● Exercise objective: Count how many lines of the rows contain the string "their", matching case exactly, and give only that number.
--- Begin Source data ---
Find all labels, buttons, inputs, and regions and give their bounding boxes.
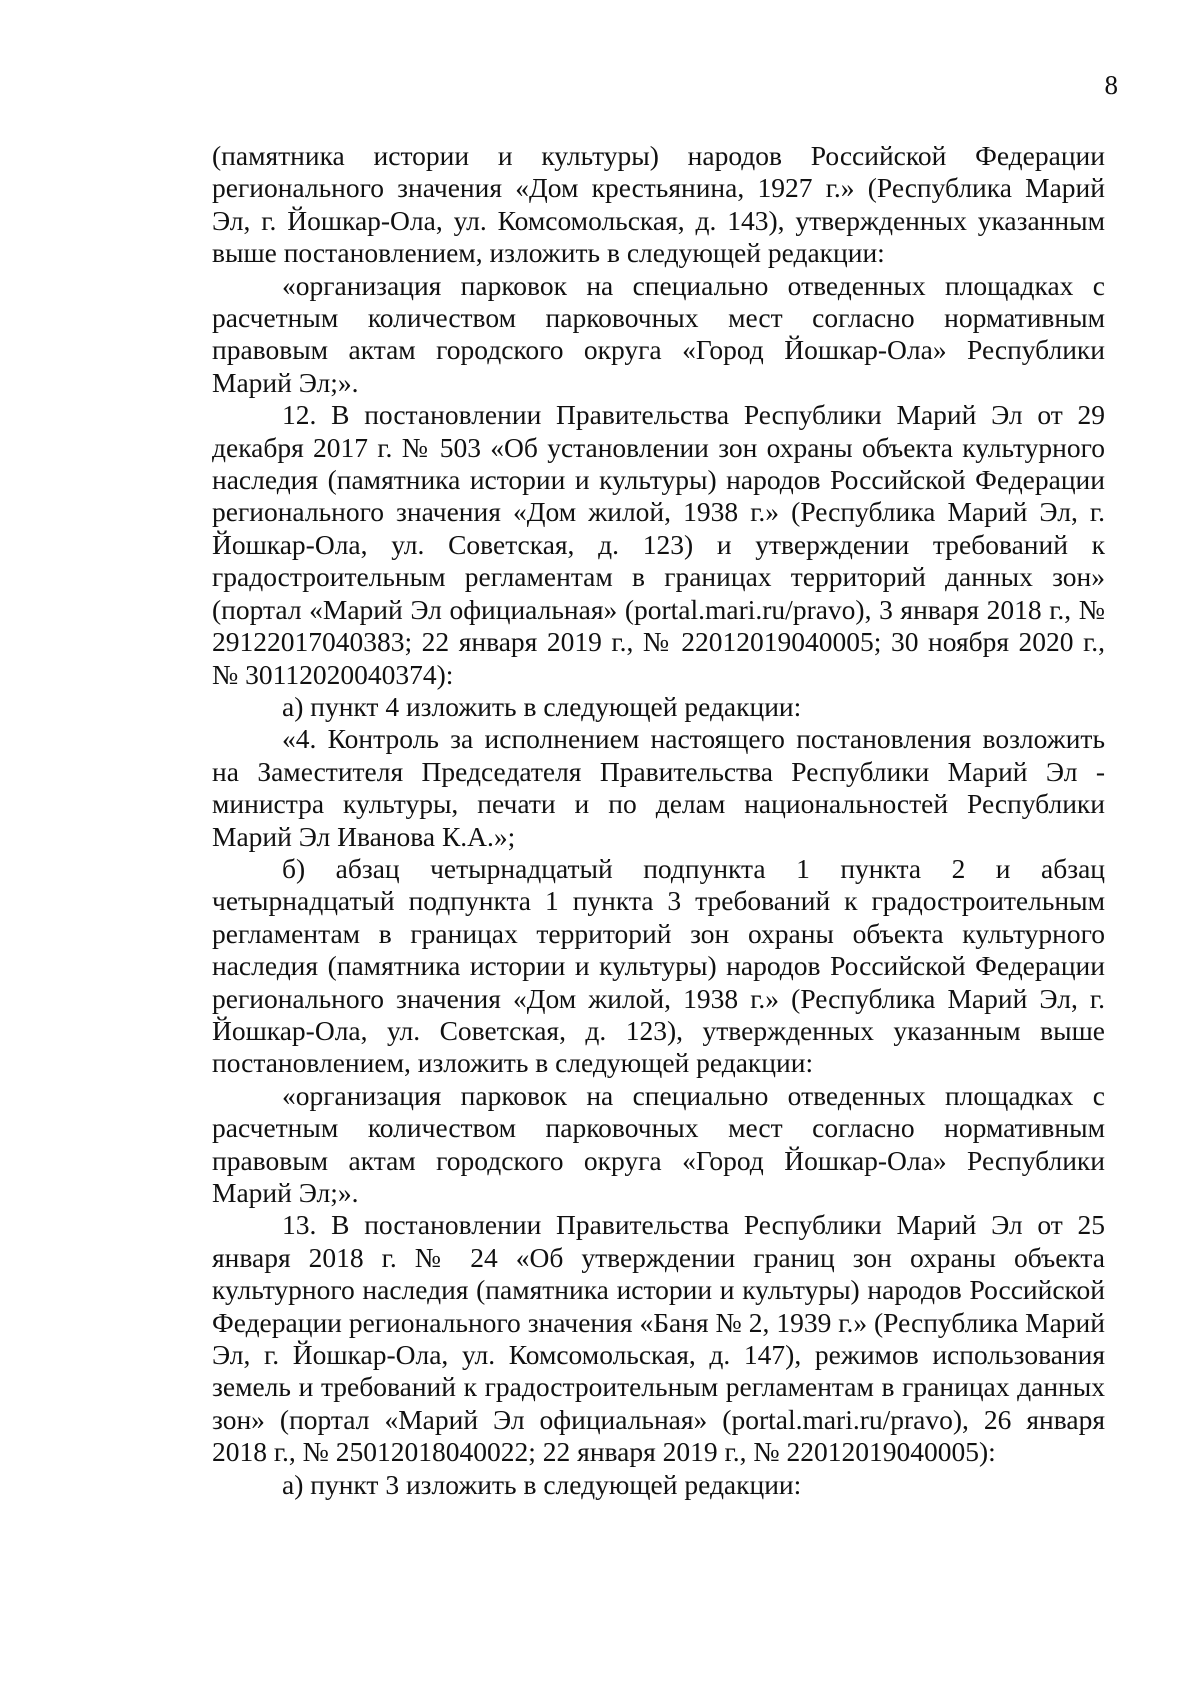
paragraph-subitem-12b: б) абзац четырнадцатый подпункта 1 пункта 2 и абзац четырнадцатый подпункта 1 пункта 3 требований к градостроительным регламентам в границах территорий зон охраны объекта культурного наследия (памятника истории и культуры) народов Российской Федерации регионального значения «Дом жилой, 1938 г.» (Республика Марий Эл, г. Йошкар-Ола, ул. Советская, д. 123), утвержденных указанным выше постановлением, изложить в следующей редакции: bbox=[212, 852, 1105, 1079]
paragraph-subitem-13a: а) пункт 3 изложить в следующей редакции: bbox=[282, 1468, 802, 1500]
paragraph-continuation: (памятника истории и культуры) народов Российской Федерации регионального значения «Дом крестьянина, 1927 г.» (Республика Марий Эл, г. Йошкар-Ола, ул. Комсомольская, д. 143), утвержденных указанным выше постановлением, изложить в следующей редакции: bbox=[212, 140, 1105, 269]
paragraph-item-12: 12. В постановлении Правительства Республики Марий Эл от 29 декабря 2017 г. № 503 «Об установлении зон охраны объекта культурного наследия (памятника истории и культуры) народов Российской Федерации регионального значения «Дом жилой, 1938 г.» (Республика Марий Эл, г. Йошкар-Ола, ул. Советская, д. 123) и утверждении требований к градостроительным регламентам в границах территорий данных зон» (портал «Марий Эл официальная» (portal.mari.ru/pravo), 3 января 2018 г., № 29122017040383; 22 января 2019 г., № 22012019040005; 30 ноября 2020 г., № 30112020040374): bbox=[212, 399, 1105, 690]
document-body bbox=[212, 140, 1105, 1501]
paragraph-quote-parking-2: «организация парковок на специально отведенных площадках с расчетным количеством парковочных мест согласно нормативным правовым актам городского округа «Город Йошкар-Ола» Республики Марий Эл;». bbox=[212, 1079, 1105, 1208]
paragraph-subitem-12a: а) пункт 4 изложить в следующей редакции: bbox=[282, 690, 802, 722]
paragraph-quote-parking-1: «организация парковок на специально отведенных площадках с расчетным количеством парковочных мест согласно нормативным правовым актам городского округа «Город Йошкар-Ола» Республики Марий Эл;». bbox=[212, 269, 1105, 398]
paragraph-item-13: 13. В постановлении Правительства Республики Марий Эл от 25 января 2018 г. № 24 «Об утверждении границ зон охраны объекта культурного наследия (памятника истории и культуры) народов Российской Федерации регионального значения «Баня № 2, 1939 г.» (Республика Марий Эл, г. Йошкар-Ола, ул. Комсомольская, д. 147), режимов использования земель и требований к градостроительным регламентам в границах данных зон» (портал «Марий Эл официальная» (portal.mari.ru/pravo), 26 января 2018 г., № 25012018040022; 22 января 2019 г., № 22012019040005): bbox=[212, 1209, 1105, 1468]
page-number: 8 bbox=[1104, 70, 1118, 100]
paragraph-quote-control: «4. Контроль за исполнением настоящего постановления возложить на Заместителя Председателя Правительства Республики Марий Эл - министра культуры, печати и по делам национальностей Республики Марий Эл Иванова К.А.»; bbox=[212, 723, 1105, 852]
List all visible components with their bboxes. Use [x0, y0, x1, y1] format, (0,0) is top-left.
--- End Source data ---
● Reply: 2